**Your task**
Look through the entries below and report how many lines hold the string "October". Only the number is wanted.

**Provided information**
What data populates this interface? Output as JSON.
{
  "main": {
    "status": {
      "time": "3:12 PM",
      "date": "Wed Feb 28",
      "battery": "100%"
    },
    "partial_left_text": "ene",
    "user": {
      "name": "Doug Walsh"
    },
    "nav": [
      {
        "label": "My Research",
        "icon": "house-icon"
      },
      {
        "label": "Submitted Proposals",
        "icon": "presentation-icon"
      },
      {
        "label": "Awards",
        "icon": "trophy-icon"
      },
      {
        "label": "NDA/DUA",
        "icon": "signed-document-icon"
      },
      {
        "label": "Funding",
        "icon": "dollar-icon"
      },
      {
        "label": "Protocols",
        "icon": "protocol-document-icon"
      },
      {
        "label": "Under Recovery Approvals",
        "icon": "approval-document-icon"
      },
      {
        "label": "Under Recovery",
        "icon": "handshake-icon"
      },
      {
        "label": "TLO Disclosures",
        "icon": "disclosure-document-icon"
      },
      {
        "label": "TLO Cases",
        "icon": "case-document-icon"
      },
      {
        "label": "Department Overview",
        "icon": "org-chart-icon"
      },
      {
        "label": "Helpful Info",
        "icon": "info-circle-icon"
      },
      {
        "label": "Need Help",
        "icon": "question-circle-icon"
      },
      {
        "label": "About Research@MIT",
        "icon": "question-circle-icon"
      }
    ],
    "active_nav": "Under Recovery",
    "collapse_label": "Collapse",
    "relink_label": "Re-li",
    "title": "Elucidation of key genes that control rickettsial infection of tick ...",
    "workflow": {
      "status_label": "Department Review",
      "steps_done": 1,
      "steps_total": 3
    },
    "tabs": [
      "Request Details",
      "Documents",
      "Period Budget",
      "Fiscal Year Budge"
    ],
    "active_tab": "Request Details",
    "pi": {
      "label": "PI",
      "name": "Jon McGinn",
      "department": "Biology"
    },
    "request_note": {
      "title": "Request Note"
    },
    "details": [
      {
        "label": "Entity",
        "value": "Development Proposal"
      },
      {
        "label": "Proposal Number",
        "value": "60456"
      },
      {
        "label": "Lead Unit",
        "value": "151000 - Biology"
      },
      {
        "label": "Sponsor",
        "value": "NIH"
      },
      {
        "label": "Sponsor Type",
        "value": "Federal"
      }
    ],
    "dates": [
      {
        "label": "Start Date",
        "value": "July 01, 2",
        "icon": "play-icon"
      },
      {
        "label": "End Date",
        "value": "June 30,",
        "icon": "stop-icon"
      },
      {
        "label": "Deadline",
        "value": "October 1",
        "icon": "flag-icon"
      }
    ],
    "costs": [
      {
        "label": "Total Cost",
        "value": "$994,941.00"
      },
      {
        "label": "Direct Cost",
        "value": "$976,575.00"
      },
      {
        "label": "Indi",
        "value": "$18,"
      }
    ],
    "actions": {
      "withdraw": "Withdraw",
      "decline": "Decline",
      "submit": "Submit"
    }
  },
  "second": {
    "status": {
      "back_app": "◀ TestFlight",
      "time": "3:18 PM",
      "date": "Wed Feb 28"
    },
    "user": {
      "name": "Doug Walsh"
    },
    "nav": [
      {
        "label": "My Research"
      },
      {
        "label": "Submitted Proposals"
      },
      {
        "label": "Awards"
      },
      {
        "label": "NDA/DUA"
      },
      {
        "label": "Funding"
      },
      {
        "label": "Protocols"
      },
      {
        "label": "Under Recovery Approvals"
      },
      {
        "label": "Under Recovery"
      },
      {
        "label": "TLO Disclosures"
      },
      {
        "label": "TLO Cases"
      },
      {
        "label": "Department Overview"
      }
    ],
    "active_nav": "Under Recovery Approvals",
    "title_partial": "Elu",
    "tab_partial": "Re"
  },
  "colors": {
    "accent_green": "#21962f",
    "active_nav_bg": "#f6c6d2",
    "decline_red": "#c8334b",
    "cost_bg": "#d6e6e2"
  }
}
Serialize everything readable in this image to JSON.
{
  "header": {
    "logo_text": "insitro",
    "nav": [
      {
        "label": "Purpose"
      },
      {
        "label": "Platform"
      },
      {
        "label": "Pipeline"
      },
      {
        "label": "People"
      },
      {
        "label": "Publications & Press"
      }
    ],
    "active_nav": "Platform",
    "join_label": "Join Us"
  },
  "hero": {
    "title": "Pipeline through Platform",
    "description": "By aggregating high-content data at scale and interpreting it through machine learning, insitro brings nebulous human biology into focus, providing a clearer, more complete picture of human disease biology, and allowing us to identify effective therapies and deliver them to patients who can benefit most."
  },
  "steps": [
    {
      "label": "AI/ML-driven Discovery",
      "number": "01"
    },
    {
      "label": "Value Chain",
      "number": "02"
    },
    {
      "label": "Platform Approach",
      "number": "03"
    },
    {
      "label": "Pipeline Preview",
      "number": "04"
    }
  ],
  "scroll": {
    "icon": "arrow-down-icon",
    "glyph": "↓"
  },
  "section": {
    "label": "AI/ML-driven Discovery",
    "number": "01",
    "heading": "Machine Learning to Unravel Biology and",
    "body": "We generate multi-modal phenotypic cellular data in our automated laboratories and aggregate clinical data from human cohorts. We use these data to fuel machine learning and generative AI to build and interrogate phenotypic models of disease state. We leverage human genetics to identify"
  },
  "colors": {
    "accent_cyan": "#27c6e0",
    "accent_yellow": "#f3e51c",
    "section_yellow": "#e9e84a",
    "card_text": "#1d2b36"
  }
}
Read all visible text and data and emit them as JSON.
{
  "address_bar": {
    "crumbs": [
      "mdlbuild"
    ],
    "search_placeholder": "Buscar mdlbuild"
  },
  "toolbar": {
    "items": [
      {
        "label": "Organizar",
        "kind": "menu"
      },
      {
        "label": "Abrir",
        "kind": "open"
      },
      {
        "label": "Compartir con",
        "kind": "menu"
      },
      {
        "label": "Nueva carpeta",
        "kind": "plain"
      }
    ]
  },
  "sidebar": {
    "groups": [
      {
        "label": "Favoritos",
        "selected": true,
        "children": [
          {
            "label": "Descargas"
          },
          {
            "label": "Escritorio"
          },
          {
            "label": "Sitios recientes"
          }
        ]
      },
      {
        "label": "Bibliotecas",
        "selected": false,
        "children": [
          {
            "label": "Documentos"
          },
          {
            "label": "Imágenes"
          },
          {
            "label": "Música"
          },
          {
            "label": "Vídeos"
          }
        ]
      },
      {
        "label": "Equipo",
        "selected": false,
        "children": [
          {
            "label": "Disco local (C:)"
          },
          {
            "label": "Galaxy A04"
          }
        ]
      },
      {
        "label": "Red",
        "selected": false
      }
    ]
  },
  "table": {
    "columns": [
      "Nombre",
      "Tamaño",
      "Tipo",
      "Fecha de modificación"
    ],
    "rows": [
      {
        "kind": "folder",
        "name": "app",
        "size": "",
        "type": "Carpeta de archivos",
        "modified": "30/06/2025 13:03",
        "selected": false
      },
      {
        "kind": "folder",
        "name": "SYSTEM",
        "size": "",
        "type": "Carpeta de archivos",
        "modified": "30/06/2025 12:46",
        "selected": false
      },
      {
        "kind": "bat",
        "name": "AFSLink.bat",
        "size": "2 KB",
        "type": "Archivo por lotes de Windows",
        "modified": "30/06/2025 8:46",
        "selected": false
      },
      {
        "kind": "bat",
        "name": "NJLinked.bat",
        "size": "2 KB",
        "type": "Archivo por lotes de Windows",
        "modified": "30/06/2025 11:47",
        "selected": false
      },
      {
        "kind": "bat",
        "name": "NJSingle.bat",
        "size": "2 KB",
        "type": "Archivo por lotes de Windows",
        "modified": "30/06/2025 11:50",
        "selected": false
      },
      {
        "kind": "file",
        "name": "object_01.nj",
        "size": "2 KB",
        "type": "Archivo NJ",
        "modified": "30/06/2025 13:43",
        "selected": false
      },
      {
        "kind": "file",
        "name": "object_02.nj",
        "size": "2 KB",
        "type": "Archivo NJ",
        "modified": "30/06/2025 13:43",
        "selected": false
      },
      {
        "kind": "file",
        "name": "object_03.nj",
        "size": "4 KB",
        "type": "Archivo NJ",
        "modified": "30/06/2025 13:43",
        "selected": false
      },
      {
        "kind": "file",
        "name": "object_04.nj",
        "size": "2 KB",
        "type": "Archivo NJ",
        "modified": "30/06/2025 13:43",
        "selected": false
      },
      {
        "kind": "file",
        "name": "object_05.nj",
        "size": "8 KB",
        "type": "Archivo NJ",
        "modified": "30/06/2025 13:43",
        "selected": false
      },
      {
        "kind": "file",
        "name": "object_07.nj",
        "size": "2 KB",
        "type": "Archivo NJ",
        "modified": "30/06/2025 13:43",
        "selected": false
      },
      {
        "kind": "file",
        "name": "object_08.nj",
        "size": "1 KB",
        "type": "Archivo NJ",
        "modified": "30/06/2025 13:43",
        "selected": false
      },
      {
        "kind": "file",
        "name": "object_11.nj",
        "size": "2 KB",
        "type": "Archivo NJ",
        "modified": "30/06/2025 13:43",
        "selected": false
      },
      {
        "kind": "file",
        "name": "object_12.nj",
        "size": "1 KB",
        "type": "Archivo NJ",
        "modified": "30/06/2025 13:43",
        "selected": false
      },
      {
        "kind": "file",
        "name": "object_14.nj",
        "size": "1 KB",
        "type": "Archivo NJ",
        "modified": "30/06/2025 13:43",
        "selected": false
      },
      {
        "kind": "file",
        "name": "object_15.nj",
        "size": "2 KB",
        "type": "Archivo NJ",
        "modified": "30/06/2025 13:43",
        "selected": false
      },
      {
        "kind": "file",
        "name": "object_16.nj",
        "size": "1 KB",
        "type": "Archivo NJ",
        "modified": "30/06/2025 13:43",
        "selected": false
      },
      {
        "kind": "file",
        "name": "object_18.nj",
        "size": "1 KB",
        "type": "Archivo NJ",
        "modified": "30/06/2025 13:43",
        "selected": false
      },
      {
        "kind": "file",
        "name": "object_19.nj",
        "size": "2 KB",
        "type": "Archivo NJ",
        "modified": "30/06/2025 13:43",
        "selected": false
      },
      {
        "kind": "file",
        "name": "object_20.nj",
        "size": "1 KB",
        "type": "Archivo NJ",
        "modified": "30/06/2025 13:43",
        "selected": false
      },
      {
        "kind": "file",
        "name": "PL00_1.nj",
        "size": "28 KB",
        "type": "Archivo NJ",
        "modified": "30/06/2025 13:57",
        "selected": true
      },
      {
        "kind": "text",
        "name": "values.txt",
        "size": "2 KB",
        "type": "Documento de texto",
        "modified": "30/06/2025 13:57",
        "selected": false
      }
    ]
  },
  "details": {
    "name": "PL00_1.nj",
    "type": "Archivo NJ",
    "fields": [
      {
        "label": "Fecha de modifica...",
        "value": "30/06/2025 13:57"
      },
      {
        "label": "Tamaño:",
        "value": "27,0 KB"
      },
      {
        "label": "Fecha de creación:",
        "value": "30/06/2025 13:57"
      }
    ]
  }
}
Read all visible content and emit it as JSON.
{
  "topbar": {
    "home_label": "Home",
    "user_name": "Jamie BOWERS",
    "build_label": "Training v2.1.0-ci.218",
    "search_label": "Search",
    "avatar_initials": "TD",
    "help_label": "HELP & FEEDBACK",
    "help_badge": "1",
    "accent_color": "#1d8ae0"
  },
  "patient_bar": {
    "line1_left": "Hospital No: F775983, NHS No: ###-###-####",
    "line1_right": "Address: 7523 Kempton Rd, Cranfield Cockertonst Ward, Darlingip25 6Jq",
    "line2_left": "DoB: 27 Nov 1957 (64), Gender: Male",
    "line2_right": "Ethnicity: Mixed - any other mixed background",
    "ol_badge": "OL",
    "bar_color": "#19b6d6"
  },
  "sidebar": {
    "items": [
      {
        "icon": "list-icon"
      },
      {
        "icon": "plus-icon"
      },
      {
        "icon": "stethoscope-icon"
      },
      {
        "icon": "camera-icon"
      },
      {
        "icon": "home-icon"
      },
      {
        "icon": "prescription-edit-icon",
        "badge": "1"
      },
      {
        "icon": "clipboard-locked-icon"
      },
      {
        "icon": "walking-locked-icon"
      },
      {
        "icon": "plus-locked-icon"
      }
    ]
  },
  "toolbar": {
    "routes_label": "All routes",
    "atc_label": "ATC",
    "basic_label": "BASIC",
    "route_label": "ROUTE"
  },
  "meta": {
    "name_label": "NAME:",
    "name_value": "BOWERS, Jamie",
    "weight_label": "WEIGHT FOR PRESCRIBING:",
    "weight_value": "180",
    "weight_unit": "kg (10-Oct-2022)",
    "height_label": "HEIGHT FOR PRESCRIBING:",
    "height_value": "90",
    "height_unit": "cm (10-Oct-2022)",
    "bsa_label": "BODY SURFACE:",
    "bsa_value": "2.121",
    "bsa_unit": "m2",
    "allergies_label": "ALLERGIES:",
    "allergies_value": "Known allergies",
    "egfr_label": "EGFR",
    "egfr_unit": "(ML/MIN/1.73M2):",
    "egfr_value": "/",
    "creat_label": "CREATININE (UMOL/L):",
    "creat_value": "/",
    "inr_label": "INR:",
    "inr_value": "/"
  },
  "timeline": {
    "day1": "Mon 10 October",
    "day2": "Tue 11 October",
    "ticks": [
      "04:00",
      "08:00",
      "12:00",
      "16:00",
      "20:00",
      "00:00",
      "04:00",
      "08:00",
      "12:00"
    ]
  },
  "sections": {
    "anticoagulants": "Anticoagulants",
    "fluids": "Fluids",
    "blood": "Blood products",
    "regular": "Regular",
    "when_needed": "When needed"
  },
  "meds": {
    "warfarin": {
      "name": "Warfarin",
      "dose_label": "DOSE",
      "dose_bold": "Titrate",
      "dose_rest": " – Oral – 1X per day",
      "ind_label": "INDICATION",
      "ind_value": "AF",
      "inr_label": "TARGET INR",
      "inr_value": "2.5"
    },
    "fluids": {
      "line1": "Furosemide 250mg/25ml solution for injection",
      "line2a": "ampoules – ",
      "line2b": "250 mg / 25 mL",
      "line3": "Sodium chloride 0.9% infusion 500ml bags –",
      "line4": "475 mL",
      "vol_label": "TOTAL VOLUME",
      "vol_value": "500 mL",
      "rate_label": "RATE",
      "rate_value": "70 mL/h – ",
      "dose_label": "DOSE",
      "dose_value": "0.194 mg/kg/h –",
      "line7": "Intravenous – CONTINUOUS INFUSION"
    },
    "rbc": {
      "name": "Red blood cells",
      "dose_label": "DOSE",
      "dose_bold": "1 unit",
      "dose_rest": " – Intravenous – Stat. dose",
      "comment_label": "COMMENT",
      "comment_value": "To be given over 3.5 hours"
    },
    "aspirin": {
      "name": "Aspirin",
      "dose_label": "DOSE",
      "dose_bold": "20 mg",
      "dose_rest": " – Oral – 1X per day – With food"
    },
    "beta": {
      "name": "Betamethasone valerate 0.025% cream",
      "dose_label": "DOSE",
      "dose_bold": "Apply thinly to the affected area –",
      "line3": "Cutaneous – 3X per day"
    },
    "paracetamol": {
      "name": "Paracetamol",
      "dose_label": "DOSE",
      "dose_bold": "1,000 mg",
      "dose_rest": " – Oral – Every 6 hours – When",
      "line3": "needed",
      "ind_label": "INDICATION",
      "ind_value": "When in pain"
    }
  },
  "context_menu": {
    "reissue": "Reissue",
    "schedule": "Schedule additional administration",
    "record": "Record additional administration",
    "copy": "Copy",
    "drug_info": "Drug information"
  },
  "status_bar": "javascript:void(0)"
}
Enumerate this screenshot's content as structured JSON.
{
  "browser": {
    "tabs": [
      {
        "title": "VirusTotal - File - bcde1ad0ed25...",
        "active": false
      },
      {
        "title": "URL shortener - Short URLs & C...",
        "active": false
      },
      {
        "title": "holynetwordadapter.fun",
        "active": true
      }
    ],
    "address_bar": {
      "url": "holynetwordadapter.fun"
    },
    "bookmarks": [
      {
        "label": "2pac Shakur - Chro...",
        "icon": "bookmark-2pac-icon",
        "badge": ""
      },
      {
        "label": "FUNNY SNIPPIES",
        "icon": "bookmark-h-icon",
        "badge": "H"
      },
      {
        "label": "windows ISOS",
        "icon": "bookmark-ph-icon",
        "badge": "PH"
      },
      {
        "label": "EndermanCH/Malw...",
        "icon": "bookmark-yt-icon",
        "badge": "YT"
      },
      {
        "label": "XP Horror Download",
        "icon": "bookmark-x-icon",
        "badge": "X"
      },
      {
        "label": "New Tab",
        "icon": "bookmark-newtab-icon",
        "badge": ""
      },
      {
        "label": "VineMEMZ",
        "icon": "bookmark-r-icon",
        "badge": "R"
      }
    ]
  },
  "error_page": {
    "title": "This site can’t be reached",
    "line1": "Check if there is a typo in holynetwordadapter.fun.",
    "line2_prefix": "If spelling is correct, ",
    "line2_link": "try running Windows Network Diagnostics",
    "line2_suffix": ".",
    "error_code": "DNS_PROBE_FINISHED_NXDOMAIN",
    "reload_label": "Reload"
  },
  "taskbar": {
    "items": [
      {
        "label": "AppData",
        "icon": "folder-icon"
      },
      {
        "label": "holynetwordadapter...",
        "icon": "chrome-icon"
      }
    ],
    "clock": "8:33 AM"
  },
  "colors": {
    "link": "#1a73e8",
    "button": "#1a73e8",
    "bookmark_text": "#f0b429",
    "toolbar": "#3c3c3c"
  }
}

**Exercise solution**
3